TASK INSTRUCTIONS>
Here are some records; return them all exactly.
··· GIVEN DATA ···
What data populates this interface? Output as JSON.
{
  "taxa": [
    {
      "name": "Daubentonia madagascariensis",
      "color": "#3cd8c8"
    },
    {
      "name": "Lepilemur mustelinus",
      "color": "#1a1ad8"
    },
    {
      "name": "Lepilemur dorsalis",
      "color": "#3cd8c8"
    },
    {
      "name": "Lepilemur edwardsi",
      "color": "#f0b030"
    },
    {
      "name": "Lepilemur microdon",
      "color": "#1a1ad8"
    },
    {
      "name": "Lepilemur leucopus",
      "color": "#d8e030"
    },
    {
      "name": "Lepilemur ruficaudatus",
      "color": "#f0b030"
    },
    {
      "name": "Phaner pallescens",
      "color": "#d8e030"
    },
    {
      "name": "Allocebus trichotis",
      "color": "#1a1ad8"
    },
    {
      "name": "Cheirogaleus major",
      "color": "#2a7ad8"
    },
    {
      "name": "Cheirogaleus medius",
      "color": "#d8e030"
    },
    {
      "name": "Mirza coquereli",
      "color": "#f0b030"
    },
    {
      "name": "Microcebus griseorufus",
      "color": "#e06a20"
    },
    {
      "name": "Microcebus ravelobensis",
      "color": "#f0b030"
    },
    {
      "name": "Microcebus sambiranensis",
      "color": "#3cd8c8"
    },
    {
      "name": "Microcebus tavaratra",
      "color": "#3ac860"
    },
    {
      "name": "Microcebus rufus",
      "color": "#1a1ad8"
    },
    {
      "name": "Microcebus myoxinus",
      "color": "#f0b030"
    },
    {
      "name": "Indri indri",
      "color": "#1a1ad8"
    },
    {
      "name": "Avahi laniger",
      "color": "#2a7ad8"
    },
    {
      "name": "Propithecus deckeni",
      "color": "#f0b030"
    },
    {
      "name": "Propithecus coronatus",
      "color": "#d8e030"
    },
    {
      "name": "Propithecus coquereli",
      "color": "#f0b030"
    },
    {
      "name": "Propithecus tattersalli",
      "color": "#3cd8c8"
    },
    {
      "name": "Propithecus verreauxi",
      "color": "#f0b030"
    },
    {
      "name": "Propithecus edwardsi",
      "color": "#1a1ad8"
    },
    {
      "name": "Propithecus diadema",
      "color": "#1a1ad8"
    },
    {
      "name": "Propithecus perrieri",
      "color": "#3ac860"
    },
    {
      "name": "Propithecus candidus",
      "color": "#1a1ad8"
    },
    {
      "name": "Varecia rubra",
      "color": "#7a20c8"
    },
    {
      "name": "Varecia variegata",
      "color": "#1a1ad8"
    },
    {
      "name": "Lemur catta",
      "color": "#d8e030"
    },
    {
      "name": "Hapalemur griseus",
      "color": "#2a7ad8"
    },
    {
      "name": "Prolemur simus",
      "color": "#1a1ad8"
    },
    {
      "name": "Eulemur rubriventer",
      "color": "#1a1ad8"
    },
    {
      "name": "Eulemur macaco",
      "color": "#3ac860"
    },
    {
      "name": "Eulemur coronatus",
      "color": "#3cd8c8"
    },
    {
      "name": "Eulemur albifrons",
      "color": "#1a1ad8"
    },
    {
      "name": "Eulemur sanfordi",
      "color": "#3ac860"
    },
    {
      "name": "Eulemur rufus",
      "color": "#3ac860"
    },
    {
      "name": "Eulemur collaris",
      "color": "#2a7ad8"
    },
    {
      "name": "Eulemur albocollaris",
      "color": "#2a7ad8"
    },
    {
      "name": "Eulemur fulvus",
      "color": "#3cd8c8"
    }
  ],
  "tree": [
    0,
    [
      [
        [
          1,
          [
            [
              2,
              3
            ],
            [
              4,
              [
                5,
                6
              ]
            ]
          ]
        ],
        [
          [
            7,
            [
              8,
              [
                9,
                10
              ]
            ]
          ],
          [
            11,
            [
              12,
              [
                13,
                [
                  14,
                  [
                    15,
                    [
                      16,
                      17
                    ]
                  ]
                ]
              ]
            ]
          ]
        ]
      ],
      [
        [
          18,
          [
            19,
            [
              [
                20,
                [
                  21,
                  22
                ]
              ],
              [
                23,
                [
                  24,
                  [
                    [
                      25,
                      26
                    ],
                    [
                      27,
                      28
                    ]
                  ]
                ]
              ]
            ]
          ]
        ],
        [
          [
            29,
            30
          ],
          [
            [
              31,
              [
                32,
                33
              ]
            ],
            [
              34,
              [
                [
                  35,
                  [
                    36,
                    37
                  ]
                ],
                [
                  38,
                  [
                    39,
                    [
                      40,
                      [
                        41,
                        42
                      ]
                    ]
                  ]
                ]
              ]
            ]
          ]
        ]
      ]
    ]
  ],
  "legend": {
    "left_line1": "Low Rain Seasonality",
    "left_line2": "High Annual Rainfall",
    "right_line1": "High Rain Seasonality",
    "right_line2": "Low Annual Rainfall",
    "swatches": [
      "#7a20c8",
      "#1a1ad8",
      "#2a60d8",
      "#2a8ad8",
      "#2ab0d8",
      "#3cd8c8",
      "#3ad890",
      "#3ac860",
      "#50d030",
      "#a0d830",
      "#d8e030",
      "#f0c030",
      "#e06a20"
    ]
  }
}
···
RESPONSE TO THE TASK>
What data populates this interface? Output as JSON.
{
  "taxa": [
    {
      "name": "Daubentonia madagascariensis",
      "color": "#3cd8c8"
    },
    {
      "name": "Lepilemur mustelinus",
      "color": "#1a1ad8"
    },
    {
      "name": "Lepilemur dorsalis",
      "color": "#3cd8c8"
    },
    {
      "name": "Lepilemur edwardsi",
      "color": "#f0b030"
    },
    {
      "name": "Lepilemur microdon",
      "color": "#1a1ad8"
    },
    {
      "name": "Lepilemur leucopus",
      "color": "#d8e030"
    },
    {
      "name": "Lepilemur ruficaudatus",
      "color": "#f0b030"
    },
    {
      "name": "Phaner pallescens",
      "color": "#d8e030"
    },
    {
      "name": "Allocebus trichotis",
      "color": "#1a1ad8"
    },
    {
      "name": "Cheirogaleus major",
      "color": "#2a7ad8"
    },
    {
      "name": "Cheirogaleus medius",
      "color": "#d8e030"
    },
    {
      "name": "Mirza coquereli",
      "color": "#f0b030"
    },
    {
      "name": "Microcebus griseorufus",
      "color": "#e06a20"
    },
    {
      "name": "Microcebus ravelobensis",
      "color": "#f0b030"
    },
    {
      "name": "Microcebus sambiranensis",
      "color": "#3cd8c8"
    },
    {
      "name": "Microcebus tavaratra",
      "color": "#3ac860"
    },
    {
      "name": "Microcebus rufus",
      "color": "#1a1ad8"
    },
    {
      "name": "Microcebus myoxinus",
      "color": "#f0b030"
    },
    {
      "name": "Indri indri",
      "color": "#1a1ad8"
    },
    {
      "name": "Avahi laniger",
      "color": "#2a7ad8"
    },
    {
      "name": "Propithecus deckeni",
      "color": "#f0b030"
    },
    {
      "name": "Propithecus coronatus",
      "color": "#d8e030"
    },
    {
      "name": "Propithecus coquereli",
      "color": "#f0b030"
    },
    {
      "name": "Propithecus tattersalli",
      "color": "#3cd8c8"
    },
    {
      "name": "Propithecus verreauxi",
      "color": "#f0b030"
    },
    {
      "name": "Propithecus edwardsi",
      "color": "#1a1ad8"
    },
    {
      "name": "Propithecus diadema",
      "color": "#1a1ad8"
    },
    {
      "name": "Propithecus perrieri",
      "color": "#3ac860"
    },
    {
      "name": "Propithecus candidus",
      "color": "#1a1ad8"
    },
    {
      "name": "Varecia rubra",
      "color": "#7a20c8"
    },
    {
      "name": "Varecia variegata",
      "color": "#1a1ad8"
    },
    {
      "name": "Lemur catta",
      "color": "#d8e030"
    },
    {
      "name": "Hapalemur griseus",
      "color": "#2a7ad8"
    },
    {
      "name": "Prolemur simus",
      "color": "#1a1ad8"
    },
    {
      "name": "Eulemur rubriventer",
      "color": "#1a1ad8"
    },
    {
      "name": "Eulemur macaco",
      "color": "#3ac860"
    },
    {
      "name": "Eulemur coronatus",
      "color": "#3cd8c8"
    },
    {
      "name": "Eulemur albifrons",
      "color": "#1a1ad8"
    },
    {
      "name": "Eulemur sanfordi",
      "color": "#3ac860"
    },
    {
      "name": "Eulemur rufus",
      "color": "#3ac860"
    },
    {
      "name": "Eulemur collaris",
      "color": "#2a7ad8"
    },
    {
      "name": "Eulemur albocollaris",
      "color": "#2a7ad8"
    },
    {
      "name": "Eulemur fulvus",
      "color": "#3cd8c8"
    }
  ],
  "tree": [
    0,
    [
      [
        [
          1,
          [
            [
              2,
              3
            ],
            [
              4,
              [
                5,
                6
              ]
            ]
          ]
        ],
        [
          [
            7,
            [
              8,
              [
                9,
                10
              ]
            ]
          ],
          [
            11,
            [
              12,
              [
                13,
                [
                  14,
                  [
                    15,
                    [
                      16,
                      17
                    ]
                  ]
                ]
              ]
            ]
          ]
        ]
      ],
      [
        [
          18,
          [
            19,
            [
              [
                20,
                [
                  21,
                  22
                ]
              ],
              [
                23,
                [
                  24,
                  [
                    [
                      25,
                      26
                    ],
                    [
                      27,
                      28
                    ]
                  ]
                ]
              ]
            ]
          ]
        ],
        [
          [
            29,
            30
          ],
          [
            [
              31,
              [
                32,
                33
              ]
            ],
            [
              34,
              [
                [
                  35,
                  [
                    36,
                    37
                  ]
                ],
                [
                  38,
                  [
                    39,
                    [
                      40,
                      [
                        41,
                        42
                      ]
                    ]
                  ]
                ]
              ]
            ]
          ]
        ]
      ]
    ]
  ],
  "legend": {
    "left_line1": "Low Rain Seasonality",
    "left_line2": "High Annual Rainfall",
    "right_line1": "High Rain Seasonality",
    "right_line2": "Low Annual Rainfall",
    "swatches": [
      "#7a20c8",
      "#1a1ad8",
      "#2a60d8",
      "#2a8ad8",
      "#2ab0d8",
      "#3cd8c8",
      "#3ad890",
      "#3ac860",
      "#50d030",
      "#a0d830",
      "#d8e030",
      "#f0c030",
      "#e06a20"
    ]
  }
}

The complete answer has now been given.